§ Short task:
Copy out each line in the material below that has the word "upper".

[Items from a dataset]
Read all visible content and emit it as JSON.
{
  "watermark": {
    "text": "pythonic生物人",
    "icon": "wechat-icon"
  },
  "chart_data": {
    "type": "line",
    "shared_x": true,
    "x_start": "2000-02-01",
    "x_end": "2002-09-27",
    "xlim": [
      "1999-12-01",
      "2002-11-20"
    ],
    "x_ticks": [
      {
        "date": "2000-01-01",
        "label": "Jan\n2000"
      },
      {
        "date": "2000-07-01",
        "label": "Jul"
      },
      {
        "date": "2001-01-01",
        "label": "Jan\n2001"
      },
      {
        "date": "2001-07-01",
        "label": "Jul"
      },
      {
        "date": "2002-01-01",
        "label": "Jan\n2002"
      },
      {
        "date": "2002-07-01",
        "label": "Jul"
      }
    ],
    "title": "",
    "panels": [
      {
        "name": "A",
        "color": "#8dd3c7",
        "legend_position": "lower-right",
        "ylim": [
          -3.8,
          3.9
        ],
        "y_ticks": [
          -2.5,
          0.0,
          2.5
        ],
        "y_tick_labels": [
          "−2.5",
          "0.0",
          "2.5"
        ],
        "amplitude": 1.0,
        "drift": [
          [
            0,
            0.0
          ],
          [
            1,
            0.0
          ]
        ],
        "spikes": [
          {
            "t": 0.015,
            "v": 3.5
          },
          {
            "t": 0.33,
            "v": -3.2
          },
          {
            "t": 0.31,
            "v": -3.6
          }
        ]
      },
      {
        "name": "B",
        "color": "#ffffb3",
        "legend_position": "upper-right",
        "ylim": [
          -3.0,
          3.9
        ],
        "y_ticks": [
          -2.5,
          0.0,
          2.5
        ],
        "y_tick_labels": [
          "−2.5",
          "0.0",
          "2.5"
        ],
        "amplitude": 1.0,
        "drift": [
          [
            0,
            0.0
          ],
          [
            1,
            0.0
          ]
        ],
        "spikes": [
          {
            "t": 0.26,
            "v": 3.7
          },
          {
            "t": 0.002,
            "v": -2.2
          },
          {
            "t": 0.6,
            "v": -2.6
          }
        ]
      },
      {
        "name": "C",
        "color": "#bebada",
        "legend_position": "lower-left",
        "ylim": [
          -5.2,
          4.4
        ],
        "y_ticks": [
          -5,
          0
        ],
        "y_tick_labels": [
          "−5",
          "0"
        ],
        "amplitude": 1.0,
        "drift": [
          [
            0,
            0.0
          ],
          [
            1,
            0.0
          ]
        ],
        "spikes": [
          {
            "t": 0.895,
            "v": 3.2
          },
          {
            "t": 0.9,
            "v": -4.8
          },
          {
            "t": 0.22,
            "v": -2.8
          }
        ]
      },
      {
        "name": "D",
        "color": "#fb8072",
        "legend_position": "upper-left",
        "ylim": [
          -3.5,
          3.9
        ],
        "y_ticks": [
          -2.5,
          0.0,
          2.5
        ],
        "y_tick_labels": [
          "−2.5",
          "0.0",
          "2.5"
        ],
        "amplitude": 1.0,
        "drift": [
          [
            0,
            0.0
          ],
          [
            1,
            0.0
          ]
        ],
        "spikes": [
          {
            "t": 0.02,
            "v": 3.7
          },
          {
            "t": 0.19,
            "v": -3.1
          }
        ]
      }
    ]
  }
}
--
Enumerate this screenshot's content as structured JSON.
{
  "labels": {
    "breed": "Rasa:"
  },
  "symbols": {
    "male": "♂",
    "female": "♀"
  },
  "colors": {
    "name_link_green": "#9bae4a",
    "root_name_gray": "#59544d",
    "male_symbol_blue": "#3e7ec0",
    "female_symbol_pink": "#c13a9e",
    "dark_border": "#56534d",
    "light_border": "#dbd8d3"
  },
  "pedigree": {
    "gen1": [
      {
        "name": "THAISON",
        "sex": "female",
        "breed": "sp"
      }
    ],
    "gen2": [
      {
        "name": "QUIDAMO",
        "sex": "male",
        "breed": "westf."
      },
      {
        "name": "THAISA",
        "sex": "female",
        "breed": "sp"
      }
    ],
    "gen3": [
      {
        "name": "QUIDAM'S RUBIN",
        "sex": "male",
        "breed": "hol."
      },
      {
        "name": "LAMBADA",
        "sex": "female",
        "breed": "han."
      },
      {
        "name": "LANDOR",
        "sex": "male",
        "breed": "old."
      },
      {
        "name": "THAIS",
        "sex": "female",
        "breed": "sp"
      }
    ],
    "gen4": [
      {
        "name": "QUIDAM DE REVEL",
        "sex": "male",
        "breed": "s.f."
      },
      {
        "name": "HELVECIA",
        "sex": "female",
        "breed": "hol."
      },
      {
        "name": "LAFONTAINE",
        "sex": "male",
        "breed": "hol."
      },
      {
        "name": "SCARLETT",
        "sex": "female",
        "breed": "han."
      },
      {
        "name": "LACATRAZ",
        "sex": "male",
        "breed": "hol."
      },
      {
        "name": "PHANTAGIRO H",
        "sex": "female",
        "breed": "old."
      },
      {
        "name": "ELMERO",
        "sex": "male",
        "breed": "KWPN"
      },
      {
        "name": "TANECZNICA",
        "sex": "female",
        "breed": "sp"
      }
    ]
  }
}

§ Answer for this exercise:
        "legend_position": "upper-right",
        "legend_position": "upper-left",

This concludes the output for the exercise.